=== DATA FOR THE TASK ===
BEGIN

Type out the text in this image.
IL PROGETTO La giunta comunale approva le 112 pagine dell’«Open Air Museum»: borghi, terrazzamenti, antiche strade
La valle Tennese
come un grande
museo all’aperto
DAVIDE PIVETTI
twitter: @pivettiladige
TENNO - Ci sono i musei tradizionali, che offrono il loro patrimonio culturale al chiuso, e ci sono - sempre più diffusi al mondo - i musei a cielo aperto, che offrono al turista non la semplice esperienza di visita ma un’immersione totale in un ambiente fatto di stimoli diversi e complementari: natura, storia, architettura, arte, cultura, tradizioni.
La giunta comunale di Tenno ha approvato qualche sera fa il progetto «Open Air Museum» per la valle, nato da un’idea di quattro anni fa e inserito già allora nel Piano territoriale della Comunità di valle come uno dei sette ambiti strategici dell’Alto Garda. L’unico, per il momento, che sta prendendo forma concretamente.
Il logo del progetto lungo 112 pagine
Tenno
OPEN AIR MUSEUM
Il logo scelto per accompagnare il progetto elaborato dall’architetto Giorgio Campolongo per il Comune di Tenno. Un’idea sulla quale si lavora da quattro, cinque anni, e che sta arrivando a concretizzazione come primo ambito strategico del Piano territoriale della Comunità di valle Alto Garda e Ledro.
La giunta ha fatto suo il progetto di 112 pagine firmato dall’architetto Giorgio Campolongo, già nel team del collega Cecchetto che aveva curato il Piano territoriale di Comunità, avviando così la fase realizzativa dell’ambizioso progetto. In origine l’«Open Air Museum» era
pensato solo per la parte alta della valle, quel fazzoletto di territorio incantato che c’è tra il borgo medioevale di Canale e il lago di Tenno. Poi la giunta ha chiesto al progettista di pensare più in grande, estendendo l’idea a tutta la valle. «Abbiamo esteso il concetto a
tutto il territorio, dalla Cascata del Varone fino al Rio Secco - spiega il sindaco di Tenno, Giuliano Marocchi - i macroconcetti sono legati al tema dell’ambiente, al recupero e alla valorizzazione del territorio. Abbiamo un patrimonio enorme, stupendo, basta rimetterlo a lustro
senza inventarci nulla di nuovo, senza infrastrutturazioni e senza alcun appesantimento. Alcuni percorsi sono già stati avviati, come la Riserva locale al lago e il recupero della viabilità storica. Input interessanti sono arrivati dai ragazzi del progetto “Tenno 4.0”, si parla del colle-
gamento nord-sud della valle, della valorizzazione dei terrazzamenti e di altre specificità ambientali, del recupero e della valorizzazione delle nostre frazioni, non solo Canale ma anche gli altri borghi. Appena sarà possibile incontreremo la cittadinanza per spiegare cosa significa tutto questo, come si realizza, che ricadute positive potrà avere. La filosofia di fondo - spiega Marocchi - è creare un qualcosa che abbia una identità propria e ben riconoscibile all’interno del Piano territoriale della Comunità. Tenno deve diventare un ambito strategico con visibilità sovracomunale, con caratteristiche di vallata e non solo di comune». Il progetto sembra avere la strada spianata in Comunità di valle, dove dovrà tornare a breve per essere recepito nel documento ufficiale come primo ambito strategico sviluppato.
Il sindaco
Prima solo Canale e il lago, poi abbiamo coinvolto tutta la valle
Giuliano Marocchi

END

=== WORK TO DO ===
Write only the number of lines that include "territorio".

=== THE REPLY ===
2